───── RECORDED INFORMATION ─────

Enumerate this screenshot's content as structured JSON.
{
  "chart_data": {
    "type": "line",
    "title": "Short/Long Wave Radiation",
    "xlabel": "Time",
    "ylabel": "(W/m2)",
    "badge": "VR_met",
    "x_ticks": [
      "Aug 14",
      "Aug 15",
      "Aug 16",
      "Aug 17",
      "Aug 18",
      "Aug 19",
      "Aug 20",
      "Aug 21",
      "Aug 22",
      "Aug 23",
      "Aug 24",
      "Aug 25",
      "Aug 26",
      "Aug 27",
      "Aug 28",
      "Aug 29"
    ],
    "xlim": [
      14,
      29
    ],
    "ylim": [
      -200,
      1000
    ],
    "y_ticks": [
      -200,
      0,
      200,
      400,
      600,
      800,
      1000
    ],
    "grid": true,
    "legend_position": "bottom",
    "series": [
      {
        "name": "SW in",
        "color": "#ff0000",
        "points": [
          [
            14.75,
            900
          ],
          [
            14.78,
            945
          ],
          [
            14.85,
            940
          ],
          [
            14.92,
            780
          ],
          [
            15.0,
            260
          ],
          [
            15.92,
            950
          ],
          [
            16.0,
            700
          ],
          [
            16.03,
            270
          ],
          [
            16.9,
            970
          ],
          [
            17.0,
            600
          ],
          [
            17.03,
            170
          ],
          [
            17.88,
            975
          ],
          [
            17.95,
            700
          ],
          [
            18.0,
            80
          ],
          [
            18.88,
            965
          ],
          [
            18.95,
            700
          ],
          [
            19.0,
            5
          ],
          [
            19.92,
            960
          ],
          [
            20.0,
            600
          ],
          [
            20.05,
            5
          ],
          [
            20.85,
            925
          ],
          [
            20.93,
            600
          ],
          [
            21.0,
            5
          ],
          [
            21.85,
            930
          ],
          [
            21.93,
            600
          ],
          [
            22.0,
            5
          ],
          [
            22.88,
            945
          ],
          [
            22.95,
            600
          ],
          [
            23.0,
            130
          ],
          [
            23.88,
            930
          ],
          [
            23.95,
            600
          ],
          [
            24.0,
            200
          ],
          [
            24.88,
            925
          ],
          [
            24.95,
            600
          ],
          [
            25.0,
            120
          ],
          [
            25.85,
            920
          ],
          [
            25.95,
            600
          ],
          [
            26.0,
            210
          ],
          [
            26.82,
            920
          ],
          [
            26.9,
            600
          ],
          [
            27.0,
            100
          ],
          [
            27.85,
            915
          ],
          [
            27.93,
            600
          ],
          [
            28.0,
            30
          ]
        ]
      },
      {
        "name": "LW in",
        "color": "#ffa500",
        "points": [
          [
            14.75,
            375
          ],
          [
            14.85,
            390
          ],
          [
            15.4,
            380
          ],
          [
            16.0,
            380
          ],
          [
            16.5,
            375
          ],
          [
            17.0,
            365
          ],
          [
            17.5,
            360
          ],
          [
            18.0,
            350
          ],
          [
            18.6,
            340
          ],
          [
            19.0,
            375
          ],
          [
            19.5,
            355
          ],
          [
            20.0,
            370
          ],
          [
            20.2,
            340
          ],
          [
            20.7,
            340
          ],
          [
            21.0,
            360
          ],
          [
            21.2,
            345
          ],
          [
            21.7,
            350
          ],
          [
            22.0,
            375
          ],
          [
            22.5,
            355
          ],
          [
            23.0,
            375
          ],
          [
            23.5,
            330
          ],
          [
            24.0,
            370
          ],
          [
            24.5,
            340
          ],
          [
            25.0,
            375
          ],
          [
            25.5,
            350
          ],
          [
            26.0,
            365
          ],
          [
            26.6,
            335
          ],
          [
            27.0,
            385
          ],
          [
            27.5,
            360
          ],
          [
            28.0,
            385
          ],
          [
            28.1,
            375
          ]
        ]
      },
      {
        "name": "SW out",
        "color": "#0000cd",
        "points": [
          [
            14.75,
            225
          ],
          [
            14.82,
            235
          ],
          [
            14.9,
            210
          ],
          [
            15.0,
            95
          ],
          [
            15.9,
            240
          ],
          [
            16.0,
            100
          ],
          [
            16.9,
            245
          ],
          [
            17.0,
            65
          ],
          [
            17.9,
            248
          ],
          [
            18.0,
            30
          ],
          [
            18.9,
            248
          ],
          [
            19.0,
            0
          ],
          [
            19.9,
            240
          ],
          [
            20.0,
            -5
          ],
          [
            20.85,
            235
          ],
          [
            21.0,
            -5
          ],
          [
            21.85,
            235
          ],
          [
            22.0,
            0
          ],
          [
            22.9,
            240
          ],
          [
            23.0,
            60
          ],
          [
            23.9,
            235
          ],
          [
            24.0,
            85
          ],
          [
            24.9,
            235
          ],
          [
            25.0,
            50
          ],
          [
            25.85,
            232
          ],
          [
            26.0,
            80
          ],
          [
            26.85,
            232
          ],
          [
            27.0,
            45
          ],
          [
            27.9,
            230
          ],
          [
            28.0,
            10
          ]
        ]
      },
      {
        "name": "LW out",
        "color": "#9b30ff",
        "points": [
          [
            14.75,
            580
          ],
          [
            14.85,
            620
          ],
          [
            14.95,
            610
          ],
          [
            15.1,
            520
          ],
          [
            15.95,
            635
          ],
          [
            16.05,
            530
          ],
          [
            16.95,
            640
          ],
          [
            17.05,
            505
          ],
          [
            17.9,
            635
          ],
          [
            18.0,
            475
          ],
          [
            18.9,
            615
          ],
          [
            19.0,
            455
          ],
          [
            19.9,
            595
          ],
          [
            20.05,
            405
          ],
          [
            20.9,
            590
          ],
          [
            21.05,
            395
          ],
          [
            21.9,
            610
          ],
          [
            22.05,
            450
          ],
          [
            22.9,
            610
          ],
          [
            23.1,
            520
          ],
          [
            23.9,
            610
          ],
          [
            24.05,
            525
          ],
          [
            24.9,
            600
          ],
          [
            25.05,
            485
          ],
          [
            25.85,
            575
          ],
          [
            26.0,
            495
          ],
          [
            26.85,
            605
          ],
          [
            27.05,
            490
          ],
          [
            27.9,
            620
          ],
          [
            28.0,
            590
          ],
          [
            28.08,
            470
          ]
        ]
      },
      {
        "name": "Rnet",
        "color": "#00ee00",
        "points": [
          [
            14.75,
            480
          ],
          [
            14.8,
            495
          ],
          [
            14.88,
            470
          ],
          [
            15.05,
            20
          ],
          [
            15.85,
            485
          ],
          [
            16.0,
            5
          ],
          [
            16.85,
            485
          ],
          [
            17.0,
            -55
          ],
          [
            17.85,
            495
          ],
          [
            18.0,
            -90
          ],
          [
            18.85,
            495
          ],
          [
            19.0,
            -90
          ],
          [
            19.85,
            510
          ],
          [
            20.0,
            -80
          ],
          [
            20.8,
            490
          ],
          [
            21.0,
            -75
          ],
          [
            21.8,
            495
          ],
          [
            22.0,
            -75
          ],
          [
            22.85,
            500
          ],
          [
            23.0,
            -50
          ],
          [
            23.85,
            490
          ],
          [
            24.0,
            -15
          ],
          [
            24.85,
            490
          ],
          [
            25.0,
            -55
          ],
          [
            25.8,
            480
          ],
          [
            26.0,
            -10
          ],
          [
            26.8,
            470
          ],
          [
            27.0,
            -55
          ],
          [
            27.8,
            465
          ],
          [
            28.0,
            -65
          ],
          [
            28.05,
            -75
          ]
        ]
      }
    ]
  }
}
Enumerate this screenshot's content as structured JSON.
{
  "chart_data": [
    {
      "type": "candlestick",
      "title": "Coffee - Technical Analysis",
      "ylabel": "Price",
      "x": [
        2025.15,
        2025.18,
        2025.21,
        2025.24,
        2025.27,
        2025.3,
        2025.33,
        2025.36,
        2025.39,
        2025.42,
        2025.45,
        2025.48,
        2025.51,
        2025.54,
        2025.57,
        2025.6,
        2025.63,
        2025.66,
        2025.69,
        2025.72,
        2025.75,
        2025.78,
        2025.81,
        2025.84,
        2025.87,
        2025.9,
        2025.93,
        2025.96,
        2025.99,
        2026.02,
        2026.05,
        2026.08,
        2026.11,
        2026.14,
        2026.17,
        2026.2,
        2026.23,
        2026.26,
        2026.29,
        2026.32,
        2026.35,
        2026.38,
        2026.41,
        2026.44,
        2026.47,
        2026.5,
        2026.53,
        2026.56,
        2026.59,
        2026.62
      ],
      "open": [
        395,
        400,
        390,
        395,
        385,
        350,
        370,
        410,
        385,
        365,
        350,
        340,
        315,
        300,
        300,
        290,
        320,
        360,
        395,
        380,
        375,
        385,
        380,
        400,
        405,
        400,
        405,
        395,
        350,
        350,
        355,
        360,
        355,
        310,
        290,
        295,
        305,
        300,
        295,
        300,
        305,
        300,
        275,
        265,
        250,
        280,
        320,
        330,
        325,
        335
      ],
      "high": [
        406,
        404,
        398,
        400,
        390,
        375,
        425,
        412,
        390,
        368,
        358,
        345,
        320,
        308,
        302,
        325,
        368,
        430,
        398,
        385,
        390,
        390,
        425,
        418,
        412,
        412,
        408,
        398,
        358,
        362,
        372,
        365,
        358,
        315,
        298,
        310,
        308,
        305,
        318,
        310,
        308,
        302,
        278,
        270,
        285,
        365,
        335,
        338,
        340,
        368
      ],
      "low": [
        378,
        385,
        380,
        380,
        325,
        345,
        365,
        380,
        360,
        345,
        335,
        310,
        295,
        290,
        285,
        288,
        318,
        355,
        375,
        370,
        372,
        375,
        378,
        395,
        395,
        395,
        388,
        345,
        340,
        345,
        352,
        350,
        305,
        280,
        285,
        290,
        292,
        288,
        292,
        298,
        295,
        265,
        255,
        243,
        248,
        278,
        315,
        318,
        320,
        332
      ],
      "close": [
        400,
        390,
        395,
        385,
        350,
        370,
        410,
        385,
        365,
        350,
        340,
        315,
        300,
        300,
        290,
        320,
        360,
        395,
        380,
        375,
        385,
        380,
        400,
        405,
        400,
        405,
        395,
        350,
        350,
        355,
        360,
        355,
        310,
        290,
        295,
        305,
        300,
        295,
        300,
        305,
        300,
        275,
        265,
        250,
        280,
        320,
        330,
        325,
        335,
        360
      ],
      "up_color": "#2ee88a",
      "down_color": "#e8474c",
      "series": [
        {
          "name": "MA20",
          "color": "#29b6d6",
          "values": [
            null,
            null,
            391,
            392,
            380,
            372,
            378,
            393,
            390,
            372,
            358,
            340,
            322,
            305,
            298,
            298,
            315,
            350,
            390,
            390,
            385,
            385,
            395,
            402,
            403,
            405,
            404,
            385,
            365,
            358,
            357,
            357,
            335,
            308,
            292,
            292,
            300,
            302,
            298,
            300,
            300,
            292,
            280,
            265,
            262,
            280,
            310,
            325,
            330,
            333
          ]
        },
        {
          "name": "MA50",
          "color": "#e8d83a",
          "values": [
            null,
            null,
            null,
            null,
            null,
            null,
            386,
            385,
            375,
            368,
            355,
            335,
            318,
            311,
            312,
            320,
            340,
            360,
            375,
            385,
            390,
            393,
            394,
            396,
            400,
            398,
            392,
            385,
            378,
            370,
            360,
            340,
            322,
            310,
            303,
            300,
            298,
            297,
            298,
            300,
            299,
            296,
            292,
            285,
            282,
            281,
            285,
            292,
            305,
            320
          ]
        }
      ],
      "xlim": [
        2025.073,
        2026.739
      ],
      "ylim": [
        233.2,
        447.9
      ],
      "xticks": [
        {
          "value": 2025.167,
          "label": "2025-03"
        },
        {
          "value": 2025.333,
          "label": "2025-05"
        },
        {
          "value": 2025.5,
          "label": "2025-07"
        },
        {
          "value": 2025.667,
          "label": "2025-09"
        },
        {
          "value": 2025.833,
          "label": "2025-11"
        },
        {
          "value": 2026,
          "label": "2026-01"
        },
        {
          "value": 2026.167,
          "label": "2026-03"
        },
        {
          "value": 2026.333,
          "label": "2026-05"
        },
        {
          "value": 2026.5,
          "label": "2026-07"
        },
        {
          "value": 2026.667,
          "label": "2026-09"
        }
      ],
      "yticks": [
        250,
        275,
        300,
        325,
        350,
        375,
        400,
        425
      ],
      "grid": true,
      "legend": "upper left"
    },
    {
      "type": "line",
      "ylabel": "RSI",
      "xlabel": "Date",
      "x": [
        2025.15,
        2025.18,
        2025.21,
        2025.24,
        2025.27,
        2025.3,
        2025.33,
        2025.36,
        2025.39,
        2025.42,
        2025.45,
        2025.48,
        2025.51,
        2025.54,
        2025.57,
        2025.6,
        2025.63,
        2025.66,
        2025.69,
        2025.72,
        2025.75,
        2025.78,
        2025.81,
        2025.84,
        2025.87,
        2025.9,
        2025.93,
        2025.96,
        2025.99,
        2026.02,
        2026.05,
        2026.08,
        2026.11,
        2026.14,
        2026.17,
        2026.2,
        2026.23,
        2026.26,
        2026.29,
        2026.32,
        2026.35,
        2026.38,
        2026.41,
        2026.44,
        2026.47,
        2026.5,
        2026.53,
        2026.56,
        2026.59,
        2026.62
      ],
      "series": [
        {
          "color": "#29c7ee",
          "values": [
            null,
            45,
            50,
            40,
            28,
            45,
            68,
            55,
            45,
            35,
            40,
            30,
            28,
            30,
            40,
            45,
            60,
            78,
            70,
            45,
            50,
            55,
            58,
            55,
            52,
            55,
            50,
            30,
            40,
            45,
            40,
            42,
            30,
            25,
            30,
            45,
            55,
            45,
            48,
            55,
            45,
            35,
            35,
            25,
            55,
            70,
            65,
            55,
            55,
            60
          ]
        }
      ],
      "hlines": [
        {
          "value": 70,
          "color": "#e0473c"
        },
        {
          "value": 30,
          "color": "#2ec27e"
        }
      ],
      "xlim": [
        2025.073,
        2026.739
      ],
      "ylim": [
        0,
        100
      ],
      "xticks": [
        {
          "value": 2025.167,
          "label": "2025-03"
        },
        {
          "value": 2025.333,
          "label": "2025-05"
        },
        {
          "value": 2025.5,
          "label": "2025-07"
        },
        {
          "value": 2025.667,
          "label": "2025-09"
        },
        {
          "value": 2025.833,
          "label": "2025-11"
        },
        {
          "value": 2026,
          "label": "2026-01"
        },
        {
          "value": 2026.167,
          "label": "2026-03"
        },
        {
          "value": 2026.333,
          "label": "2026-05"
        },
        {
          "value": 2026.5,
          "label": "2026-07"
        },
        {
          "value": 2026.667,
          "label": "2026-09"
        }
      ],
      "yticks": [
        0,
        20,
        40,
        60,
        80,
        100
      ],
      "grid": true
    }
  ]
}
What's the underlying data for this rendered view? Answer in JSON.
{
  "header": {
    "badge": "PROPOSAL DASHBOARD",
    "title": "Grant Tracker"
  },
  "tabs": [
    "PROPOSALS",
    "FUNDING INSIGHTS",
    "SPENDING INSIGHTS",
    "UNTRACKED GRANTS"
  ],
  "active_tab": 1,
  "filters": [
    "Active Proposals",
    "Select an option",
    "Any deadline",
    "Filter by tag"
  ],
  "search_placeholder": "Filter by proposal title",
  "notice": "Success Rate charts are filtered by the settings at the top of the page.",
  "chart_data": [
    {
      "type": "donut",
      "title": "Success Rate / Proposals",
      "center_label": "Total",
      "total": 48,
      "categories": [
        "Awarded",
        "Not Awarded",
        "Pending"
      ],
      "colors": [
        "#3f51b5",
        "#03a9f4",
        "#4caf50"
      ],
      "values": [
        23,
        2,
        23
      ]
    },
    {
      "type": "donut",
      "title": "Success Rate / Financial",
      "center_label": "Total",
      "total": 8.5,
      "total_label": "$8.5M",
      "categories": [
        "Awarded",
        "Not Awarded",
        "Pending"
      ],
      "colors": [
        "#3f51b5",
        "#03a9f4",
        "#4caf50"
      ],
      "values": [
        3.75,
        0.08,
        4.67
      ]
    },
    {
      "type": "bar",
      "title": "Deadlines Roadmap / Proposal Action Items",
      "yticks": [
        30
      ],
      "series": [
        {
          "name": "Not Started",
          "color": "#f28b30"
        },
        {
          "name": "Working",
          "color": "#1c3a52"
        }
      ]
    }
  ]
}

─────

Among the lines above, count those containing the word "INSIGHTS" and give nothing but the result.

TASK RESPONSE: 2